> _Task_: Take every line from the material that has the word "ALLARD" in it.

> _Working data_:
** Start **
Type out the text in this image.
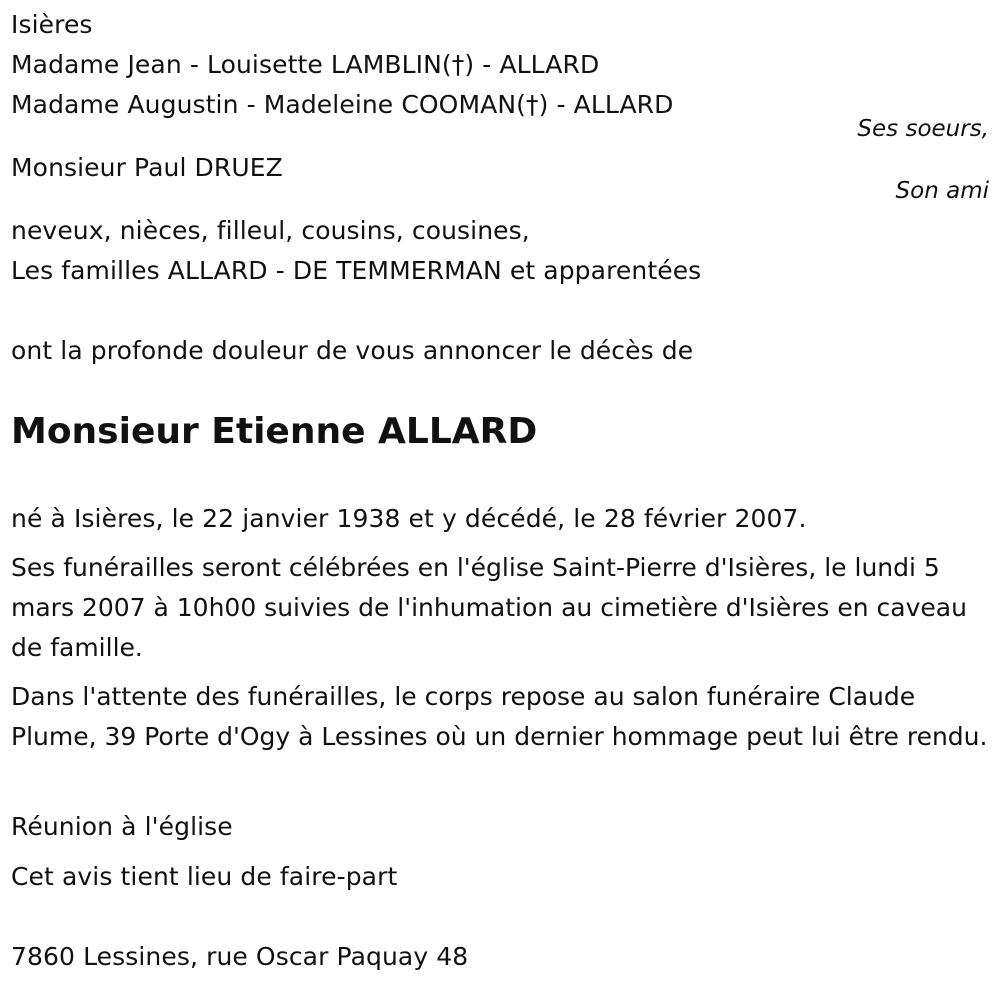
Isières
Madame Jean - Louisette LAMBLIN(†) - ALLARD
Madame Augustin - Madeleine COOMAN(†) - ALLARD
Ses soeurs,
Monsieur Paul DRUEZ
Son ami
neveux, nièces, filleul, cousins, cousines,
Les familles ALLARD - DE TEMMERMAN et apparentées
ont la profonde douleur de vous annoncer le décès de
Monsieur Etienne ALLARD
né à Isières, le 22 janvier 1938 et y décédé, le 28 février 2007.
Ses funérailles seront célébrées en l'église Saint-Pierre d'Isières, le lundi 5 mars 2007 à 10h00 suivies de l'inhumation au cimetière d'Isières en caveau de famille.
Dans l'attente des funérailles, le corps repose au salon funéraire Claude Plume, 39 Porte d'Ogy à Lessines où un dernier hommage peut lui être rendu.
Réunion à l'église
Cet avis tient lieu de faire-part
7860 Lessines, rue Oscar Paquay 48
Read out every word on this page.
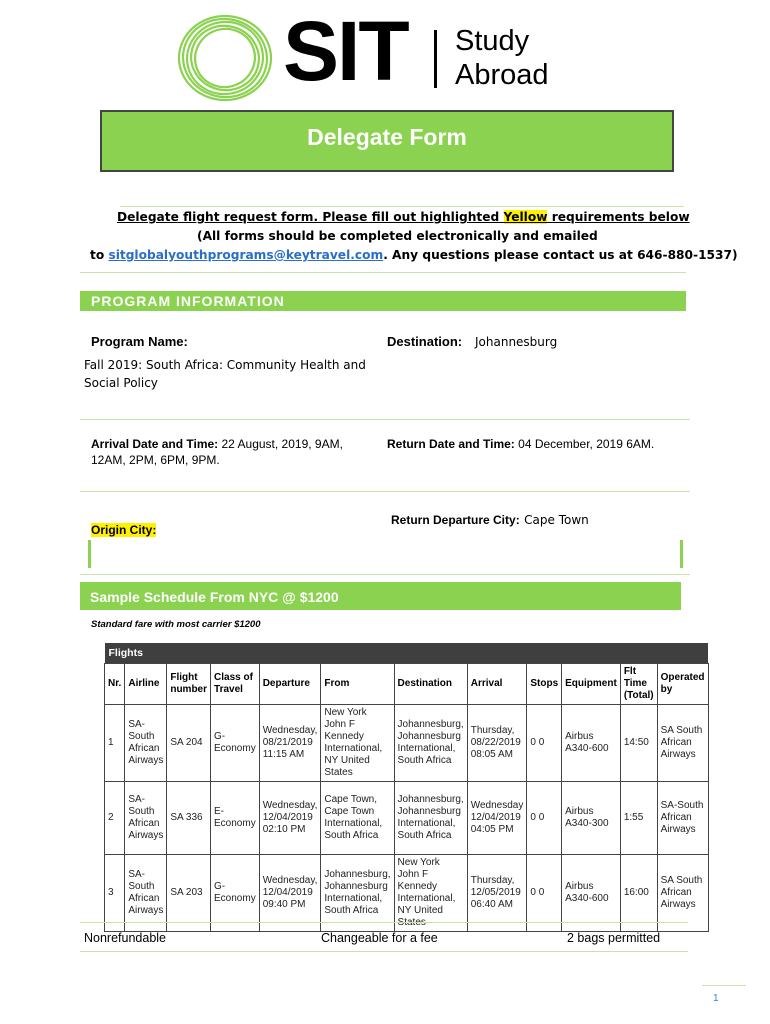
SIT Study
Abroad
Delegate Form
Delegate flight request form. Please fill out highlighted Yellow requirements below
(All forms should be completed electronically and emailed
to sitglobalyouthprograms@keytravel.com. Any questions please contact us at 646-880-1537)
PROGRAM INFORMATION
Program Name:
Fall 2019: South Africa: Community Health and
Social Policy
Destination: Johannesburg
Arrival Date and Time: 22 August, 2019, 9AM,
12AM, 2PM, 6PM, 9PM.
Return Date and Time: 04 December, 2019 6AM.
Return Departure City: Cape Town
Origin City:
Sample Schedule From NYC @ $1200
Standard fare with most carrier $1200
Flights											
Nr.	Airline	Flight number	Class of Travel	Departure	From	Destination	Arrival	Stops	Equipment	Flt Time (Total)	Operated by
1	SA-South African Airways	SA 204	G-Economy	Wednesday, 08/21/2019 11:15 AM	New York John F Kennedy International, NY United States	Johannesburg, Johannesburg International, South Africa	Thursday, 08/22/2019 08:05 AM	0 0	Airbus A340-600	14:50	SA South African Airways
2	SA-South African Airways	SA 336	E-Economy	Wednesday, 12/04/2019 02:10 PM	Cape Town, Cape Town International, South Africa	Johannesburg, Johannesburg International, South Africa	Wednesday 12/04/2019 04:05 PM	0 0	Airbus A340-300	1:55	SA-South African Airways
3	SA-South African Airways	SA 203	G-Economy	Wednesday, 12/04/2019 09:40 PM	Johannesburg, Johannesburg International, South Africa	New York John F Kennedy International, NY United	Thursday, 12/05/2019 06:40 AM	0 0	Airbus A340-600	16:00	SA South African Airways
Nonrefundable	Changeable for a fee	2 bags permitted
1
** End **
> _The solution_:
Madame Jean - Louisette LAMBLIN(†) - ALLARD
Madame Augustin - Madeleine COOMAN(†) - ALLARD
Les familles ALLARD - DE TEMMERMAN et apparentées
Monsieur Etienne ALLARD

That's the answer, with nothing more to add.